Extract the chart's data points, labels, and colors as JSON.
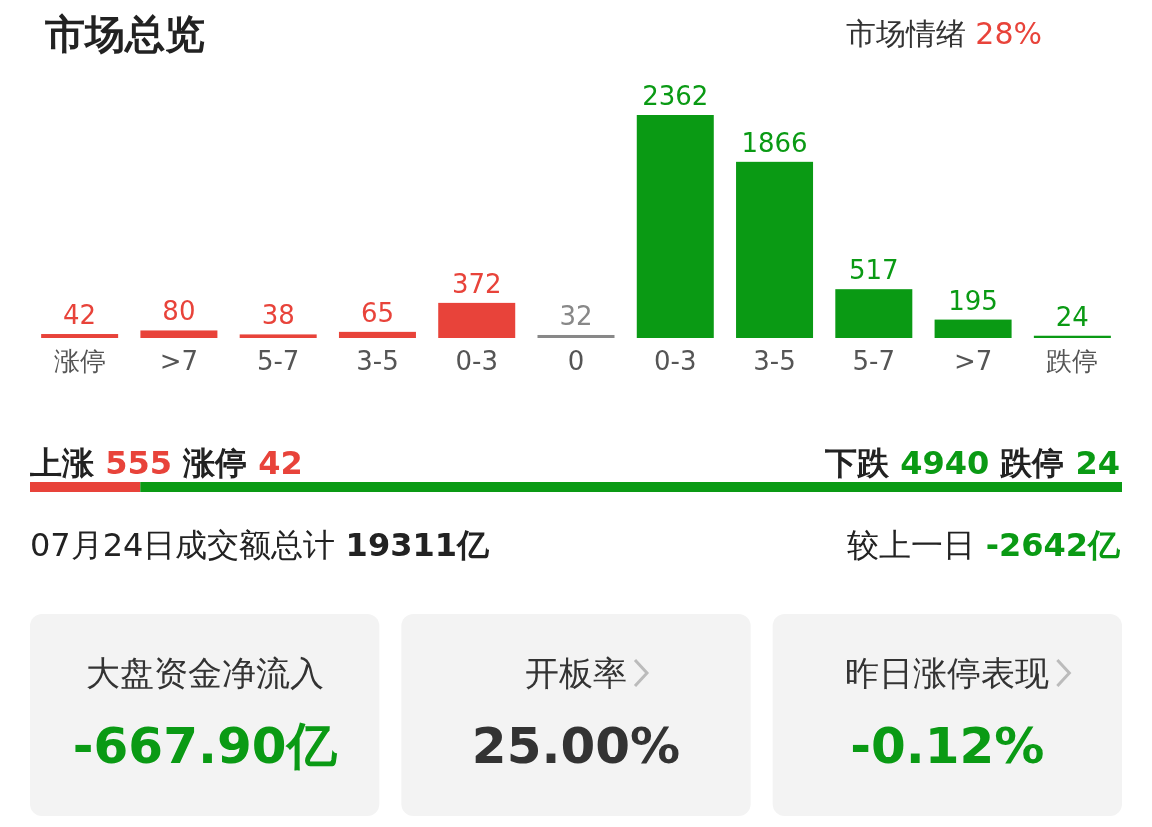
{
  "chart_data": [
    {
      "type": "bar",
      "title": "市场总览",
      "annotations": [
        "市场情绪 28%"
      ],
      "categories": [
        "涨停",
        ">7",
        "5-7",
        "3-5",
        "0-3",
        "0",
        "0-3",
        "3-5",
        "5-7",
        ">7",
        "跌停"
      ],
      "values": [
        42,
        80,
        38,
        65,
        372,
        32,
        2362,
        1866,
        517,
        195,
        24
      ],
      "colors": [
        "#e8433a",
        "#e8433a",
        "#e8433a",
        "#e8433a",
        "#e8433a",
        "#888888",
        "#0a9a14",
        "#0a9a14",
        "#0a9a14",
        "#0a9a14",
        "#0a9a14"
      ],
      "data_labels": true
    },
    {
      "type": "bar",
      "orientation": "horizontal",
      "stacked": true,
      "categories": [
        null
      ],
      "series": [
        {
          "name": "上涨",
          "color": "#e8433a",
          "values": [
            555
          ],
          "value_labels": [
            "555"
          ]
        },
        {
          "name": "下跌",
          "color": "#0a9a14",
          "values": [
            4940
          ],
          "value_labels": [
            "4940"
          ]
        }
      ],
      "annotations": [
        "涨停 42",
        "跌停 24",
        "07月24日成交额总计 **19311亿**",
        "较上一日 **-2642亿**"
      ]
    },
    {
      "type": "other",
      "categories": [
        "大盘资金净流入",
        "开板率",
        "昨日涨停表现"
      ],
      "value_labels": [
        "-667.90亿",
        "25.00%",
        "-0.12%"
      ],
      "colors": [
        "#0a9a14",
        "#333333",
        "#0a9a14"
      ]
    }
  ]
}
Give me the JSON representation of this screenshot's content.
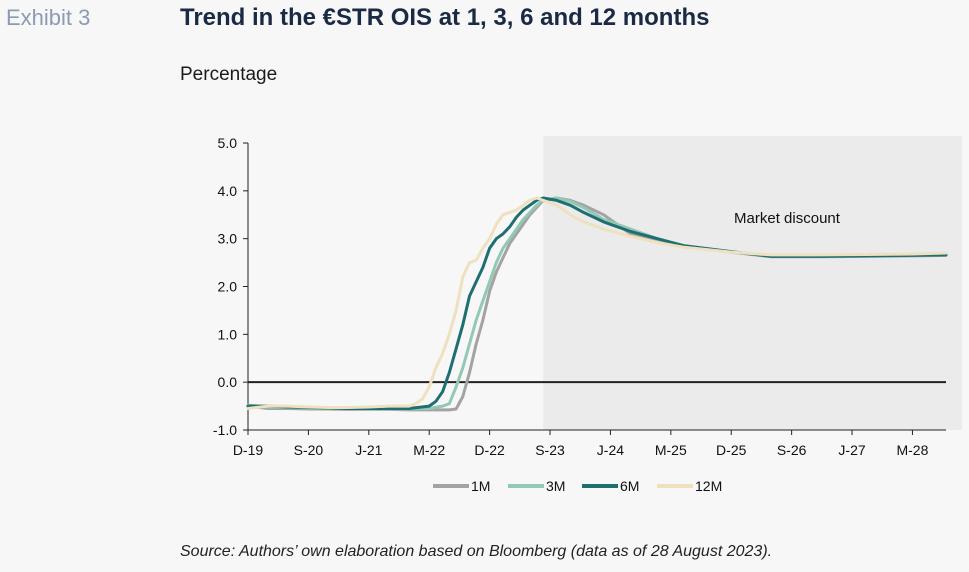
{
  "header": {
    "exhibit": "Exhibit 3",
    "title": "Trend in the €STR OIS at 1, 3, 6 and 12 months",
    "subtitle": "Percentage"
  },
  "footer": {
    "source": "Source: Authors’ own elaboration based on Bloomberg (data as of 28 August 2023)."
  },
  "chart_data": {
    "type": "line",
    "title": "Trend in the €STR OIS at 1, 3, 6 and 12 months",
    "ylabel": "Percentage",
    "xlabel": "",
    "ylim": [
      -1.0,
      5.0
    ],
    "yticks": [
      -1.0,
      0.0,
      1.0,
      2.0,
      3.0,
      4.0,
      5.0
    ],
    "ytick_labels": [
      "-1.0",
      "0.0",
      "1.0",
      "2.0",
      "3.0",
      "4.0",
      "5.0"
    ],
    "x_unit": "month",
    "xlim": [
      "2019-12",
      "2028-08"
    ],
    "xticks": [
      "2019-12",
      "2020-09",
      "2021-06",
      "2022-03",
      "2022-12",
      "2023-09",
      "2024-06",
      "2025-03",
      "2025-12",
      "2026-09",
      "2027-06",
      "2028-03"
    ],
    "xtick_labels": [
      "D-19",
      "S-20",
      "J-21",
      "M-22",
      "D-22",
      "S-23",
      "J-24",
      "M-25",
      "D-25",
      "S-26",
      "J-27",
      "M-28"
    ],
    "grid": false,
    "legend_position": "bottom",
    "shaded_region": {
      "x_start": "2023-08",
      "x_end": "2028-08",
      "label": "Market discount",
      "color": "#ebebeb"
    },
    "series": [
      {
        "name": "1M",
        "color": "#a3a3a3",
        "x": [
          "2019-12",
          "2020-03",
          "2020-06",
          "2020-09",
          "2020-12",
          "2021-03",
          "2021-06",
          "2021-09",
          "2021-12",
          "2022-03",
          "2022-05",
          "2022-06",
          "2022-07",
          "2022-08",
          "2022-09",
          "2022-10",
          "2022-11",
          "2022-12",
          "2023-01",
          "2023-02",
          "2023-03",
          "2023-04",
          "2023-05",
          "2023-06",
          "2023-07",
          "2023-08",
          "2023-10",
          "2023-12",
          "2024-02",
          "2024-05",
          "2024-09",
          "2025-01",
          "2025-05",
          "2025-12",
          "2026-06",
          "2027-01",
          "2027-08",
          "2028-03",
          "2028-08"
        ],
        "y": [
          -0.5,
          -0.55,
          -0.55,
          -0.56,
          -0.56,
          -0.57,
          -0.57,
          -0.57,
          -0.58,
          -0.58,
          -0.58,
          -0.58,
          -0.56,
          -0.3,
          0.2,
          0.8,
          1.3,
          1.9,
          2.3,
          2.6,
          2.9,
          3.1,
          3.3,
          3.5,
          3.65,
          3.8,
          3.85,
          3.8,
          3.7,
          3.5,
          3.1,
          2.95,
          2.85,
          2.72,
          2.62,
          2.62,
          2.63,
          2.64,
          2.65
        ]
      },
      {
        "name": "3M",
        "color": "#92c9b4",
        "x": [
          "2019-12",
          "2020-03",
          "2020-06",
          "2020-09",
          "2020-12",
          "2021-03",
          "2021-06",
          "2021-09",
          "2021-12",
          "2022-03",
          "2022-05",
          "2022-06",
          "2022-07",
          "2022-08",
          "2022-09",
          "2022-10",
          "2022-11",
          "2022-12",
          "2023-01",
          "2023-02",
          "2023-03",
          "2023-04",
          "2023-05",
          "2023-06",
          "2023-07",
          "2023-08",
          "2023-10",
          "2023-12",
          "2024-02",
          "2024-05",
          "2024-09",
          "2025-01",
          "2025-05",
          "2025-12",
          "2026-06",
          "2027-01",
          "2027-08",
          "2028-03",
          "2028-08"
        ],
        "y": [
          -0.48,
          -0.52,
          -0.53,
          -0.54,
          -0.55,
          -0.55,
          -0.56,
          -0.56,
          -0.56,
          -0.55,
          -0.5,
          -0.45,
          -0.1,
          0.3,
          0.8,
          1.3,
          1.7,
          2.1,
          2.5,
          2.8,
          3.0,
          3.2,
          3.4,
          3.55,
          3.7,
          3.8,
          3.85,
          3.78,
          3.65,
          3.4,
          3.2,
          3.0,
          2.85,
          2.72,
          2.63,
          2.63,
          2.64,
          2.65,
          2.66
        ]
      },
      {
        "name": "6M",
        "color": "#1f6e72",
        "x": [
          "2019-12",
          "2020-03",
          "2020-06",
          "2020-09",
          "2020-12",
          "2021-03",
          "2021-06",
          "2021-09",
          "2021-12",
          "2022-03",
          "2022-04",
          "2022-05",
          "2022-06",
          "2022-07",
          "2022-08",
          "2022-09",
          "2022-10",
          "2022-11",
          "2022-12",
          "2023-01",
          "2023-02",
          "2023-03",
          "2023-04",
          "2023-05",
          "2023-06",
          "2023-07",
          "2023-08",
          "2023-10",
          "2023-12",
          "2024-02",
          "2024-05",
          "2024-09",
          "2025-01",
          "2025-05",
          "2025-12",
          "2026-06",
          "2027-01",
          "2027-08",
          "2028-03",
          "2028-08"
        ],
        "y": [
          -0.5,
          -0.5,
          -0.52,
          -0.53,
          -0.54,
          -0.55,
          -0.55,
          -0.55,
          -0.55,
          -0.5,
          -0.4,
          -0.2,
          0.2,
          0.7,
          1.2,
          1.8,
          2.1,
          2.4,
          2.8,
          3.0,
          3.1,
          3.25,
          3.45,
          3.6,
          3.7,
          3.8,
          3.85,
          3.8,
          3.7,
          3.55,
          3.35,
          3.15,
          3.0,
          2.85,
          2.73,
          2.63,
          2.63,
          2.64,
          2.65,
          2.66
        ]
      },
      {
        "name": "12M",
        "color": "#efe1bf",
        "x": [
          "2019-12",
          "2020-03",
          "2020-06",
          "2020-09",
          "2020-12",
          "2021-03",
          "2021-06",
          "2021-09",
          "2021-12",
          "2022-01",
          "2022-02",
          "2022-03",
          "2022-04",
          "2022-05",
          "2022-06",
          "2022-07",
          "2022-08",
          "2022-09",
          "2022-10",
          "2022-11",
          "2022-12",
          "2023-01",
          "2023-02",
          "2023-03",
          "2023-04",
          "2023-05",
          "2023-06",
          "2023-07",
          "2023-08",
          "2023-10",
          "2023-12",
          "2024-02",
          "2024-05",
          "2024-09",
          "2025-01",
          "2025-05",
          "2025-12",
          "2026-06",
          "2027-01",
          "2027-08",
          "2028-03",
          "2028-08"
        ],
        "y": [
          -0.55,
          -0.5,
          -0.5,
          -0.52,
          -0.53,
          -0.53,
          -0.52,
          -0.5,
          -0.5,
          -0.45,
          -0.35,
          -0.1,
          0.3,
          0.6,
          1.0,
          1.5,
          2.2,
          2.5,
          2.55,
          2.8,
          3.0,
          3.3,
          3.5,
          3.55,
          3.6,
          3.7,
          3.8,
          3.85,
          3.8,
          3.7,
          3.5,
          3.35,
          3.2,
          3.05,
          2.92,
          2.82,
          2.72,
          2.66,
          2.66,
          2.67,
          2.68,
          2.7
        ]
      }
    ]
  }
}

--*--

▶ _Task details_:
The required output is the number of lines containing the word "Percentage", and nothing besides.

▶ _Answer to this exercise_:
2